Start of DATA FOR PROCESSING

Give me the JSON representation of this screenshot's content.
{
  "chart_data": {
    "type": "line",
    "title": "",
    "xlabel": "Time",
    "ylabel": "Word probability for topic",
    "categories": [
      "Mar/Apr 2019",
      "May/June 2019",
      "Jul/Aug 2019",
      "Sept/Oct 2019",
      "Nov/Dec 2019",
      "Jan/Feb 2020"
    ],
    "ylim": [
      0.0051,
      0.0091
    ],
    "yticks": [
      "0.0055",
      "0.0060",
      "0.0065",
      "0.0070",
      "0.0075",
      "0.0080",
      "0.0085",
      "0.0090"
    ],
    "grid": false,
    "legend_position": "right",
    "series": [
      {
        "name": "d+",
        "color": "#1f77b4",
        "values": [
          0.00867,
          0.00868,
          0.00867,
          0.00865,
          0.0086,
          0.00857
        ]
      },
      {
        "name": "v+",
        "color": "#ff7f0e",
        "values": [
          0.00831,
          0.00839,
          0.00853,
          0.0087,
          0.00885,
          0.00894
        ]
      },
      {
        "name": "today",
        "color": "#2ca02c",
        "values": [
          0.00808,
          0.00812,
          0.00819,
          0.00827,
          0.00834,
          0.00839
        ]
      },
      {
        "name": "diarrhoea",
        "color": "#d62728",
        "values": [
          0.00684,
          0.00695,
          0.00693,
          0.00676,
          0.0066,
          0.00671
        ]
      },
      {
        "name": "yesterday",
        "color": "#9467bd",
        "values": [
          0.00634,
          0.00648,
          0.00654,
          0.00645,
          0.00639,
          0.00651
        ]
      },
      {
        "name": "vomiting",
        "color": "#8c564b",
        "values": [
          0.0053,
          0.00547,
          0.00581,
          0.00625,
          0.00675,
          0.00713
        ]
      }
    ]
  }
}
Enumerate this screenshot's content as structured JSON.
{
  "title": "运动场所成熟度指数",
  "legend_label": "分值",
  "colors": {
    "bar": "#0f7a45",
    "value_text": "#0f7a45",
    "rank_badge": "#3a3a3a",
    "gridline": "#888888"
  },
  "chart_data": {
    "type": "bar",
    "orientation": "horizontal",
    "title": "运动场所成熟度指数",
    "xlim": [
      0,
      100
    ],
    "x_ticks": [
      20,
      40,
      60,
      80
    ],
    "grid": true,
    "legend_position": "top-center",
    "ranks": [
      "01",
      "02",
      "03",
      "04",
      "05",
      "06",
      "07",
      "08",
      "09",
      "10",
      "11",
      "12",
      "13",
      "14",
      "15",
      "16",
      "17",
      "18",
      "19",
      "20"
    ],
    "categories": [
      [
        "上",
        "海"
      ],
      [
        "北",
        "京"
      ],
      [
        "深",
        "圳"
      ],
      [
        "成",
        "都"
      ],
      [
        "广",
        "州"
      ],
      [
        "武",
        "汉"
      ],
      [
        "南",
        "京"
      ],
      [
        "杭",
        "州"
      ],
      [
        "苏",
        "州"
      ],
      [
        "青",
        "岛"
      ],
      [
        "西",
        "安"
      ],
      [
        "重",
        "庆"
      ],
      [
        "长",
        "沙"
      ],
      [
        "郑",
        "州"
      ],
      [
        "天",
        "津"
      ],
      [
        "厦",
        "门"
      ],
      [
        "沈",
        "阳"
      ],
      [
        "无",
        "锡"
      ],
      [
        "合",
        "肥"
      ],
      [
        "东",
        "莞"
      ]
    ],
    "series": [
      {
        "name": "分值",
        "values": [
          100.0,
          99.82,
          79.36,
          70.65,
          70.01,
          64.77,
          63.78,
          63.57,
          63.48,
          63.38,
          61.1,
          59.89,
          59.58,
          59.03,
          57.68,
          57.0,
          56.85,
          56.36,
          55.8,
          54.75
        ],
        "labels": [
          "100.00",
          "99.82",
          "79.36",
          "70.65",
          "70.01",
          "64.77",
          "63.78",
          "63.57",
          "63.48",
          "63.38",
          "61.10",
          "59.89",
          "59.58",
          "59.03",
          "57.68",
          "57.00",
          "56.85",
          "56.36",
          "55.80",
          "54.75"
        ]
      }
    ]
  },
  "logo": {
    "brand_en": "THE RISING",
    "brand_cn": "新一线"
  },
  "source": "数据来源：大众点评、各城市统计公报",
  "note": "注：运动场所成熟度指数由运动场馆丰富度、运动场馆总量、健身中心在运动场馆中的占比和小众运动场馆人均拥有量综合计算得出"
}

End of DATA FOR PROCESSING

**DIRECTIONS**
Write the data back out verbatim.

**OUTPUT OF THE TASK**
Give me the JSON representation of this screenshot's content.
{
  "chart_data": {
    "type": "line",
    "title": "",
    "xlabel": "Time",
    "ylabel": "Word probability for topic",
    "categories": [
      "Mar/Apr 2019",
      "May/June 2019",
      "Jul/Aug 2019",
      "Sept/Oct 2019",
      "Nov/Dec 2019",
      "Jan/Feb 2020"
    ],
    "ylim": [
      0.0051,
      0.0091
    ],
    "yticks": [
      "0.0055",
      "0.0060",
      "0.0065",
      "0.0070",
      "0.0075",
      "0.0080",
      "0.0085",
      "0.0090"
    ],
    "grid": false,
    "legend_position": "right",
    "series": [
      {
        "name": "d+",
        "color": "#1f77b4",
        "values": [
          0.00867,
          0.00868,
          0.00867,
          0.00865,
          0.0086,
          0.00857
        ]
      },
      {
        "name": "v+",
        "color": "#ff7f0e",
        "values": [
          0.00831,
          0.00839,
          0.00853,
          0.0087,
          0.00885,
          0.00894
        ]
      },
      {
        "name": "today",
        "color": "#2ca02c",
        "values": [
          0.00808,
          0.00812,
          0.00819,
          0.00827,
          0.00834,
          0.00839
        ]
      },
      {
        "name": "diarrhoea",
        "color": "#d62728",
        "values": [
          0.00684,
          0.00695,
          0.00693,
          0.00676,
          0.0066,
          0.00671
        ]
      },
      {
        "name": "yesterday",
        "color": "#9467bd",
        "values": [
          0.00634,
          0.00648,
          0.00654,
          0.00645,
          0.00639,
          0.00651
        ]
      },
      {
        "name": "vomiting",
        "color": "#8c564b",
        "values": [
          0.0053,
          0.00547,
          0.00581,
          0.00625,
          0.00675,
          0.00713
        ]
      }
    ]
  }
}
Enumerate this screenshot's content as structured JSON.
{
  "title": "运动场所成熟度指数",
  "legend_label": "分值",
  "colors": {
    "bar": "#0f7a45",
    "value_text": "#0f7a45",
    "rank_badge": "#3a3a3a",
    "gridline": "#888888"
  },
  "chart_data": {
    "type": "bar",
    "orientation": "horizontal",
    "title": "运动场所成熟度指数",
    "xlim": [
      0,
      100
    ],
    "x_ticks": [
      20,
      40,
      60,
      80
    ],
    "grid": true,
    "legend_position": "top-center",
    "ranks": [
      "01",
      "02",
      "03",
      "04",
      "05",
      "06",
      "07",
      "08",
      "09",
      "10",
      "11",
      "12",
      "13",
      "14",
      "15",
      "16",
      "17",
      "18",
      "19",
      "20"
    ],
    "categories": [
      [
        "上",
        "海"
      ],
      [
        "北",
        "京"
      ],
      [
        "深",
        "圳"
      ],
      [
        "成",
        "都"
      ],
      [
        "广",
        "州"
      ],
      [
        "武",
        "汉"
      ],
      [
        "南",
        "京"
      ],
      [
        "杭",
        "州"
      ],
      [
        "苏",
        "州"
      ],
      [
        "青",
        "岛"
      ],
      [
        "西",
        "安"
      ],
      [
        "重",
        "庆"
      ],
      [
        "长",
        "沙"
      ],
      [
        "郑",
        "州"
      ],
      [
        "天",
        "津"
      ],
      [
        "厦",
        "门"
      ],
      [
        "沈",
        "阳"
      ],
      [
        "无",
        "锡"
      ],
      [
        "合",
        "肥"
      ],
      [
        "东",
        "莞"
      ]
    ],
    "series": [
      {
        "name": "分值",
        "values": [
          100.0,
          99.82,
          79.36,
          70.65,
          70.01,
          64.77,
          63.78,
          63.57,
          63.48,
          63.38,
          61.1,
          59.89,
          59.58,
          59.03,
          57.68,
          57.0,
          56.85,
          56.36,
          55.8,
          54.75
        ],
        "labels": [
          "100.00",
          "99.82",
          "79.36",
          "70.65",
          "70.01",
          "64.77",
          "63.78",
          "63.57",
          "63.48",
          "63.38",
          "61.10",
          "59.89",
          "59.58",
          "59.03",
          "57.68",
          "57.00",
          "56.85",
          "56.36",
          "55.80",
          "54.75"
        ]
      }
    ]
  },
  "logo": {
    "brand_en": "THE RISING",
    "brand_cn": "新一线"
  },
  "source": "数据来源：大众点评、各城市统计公报",
  "note": "注：运动场所成熟度指数由运动场馆丰富度、运动场馆总量、健身中心在运动场馆中的占比和小众运动场馆人均拥有量综合计算得出"
}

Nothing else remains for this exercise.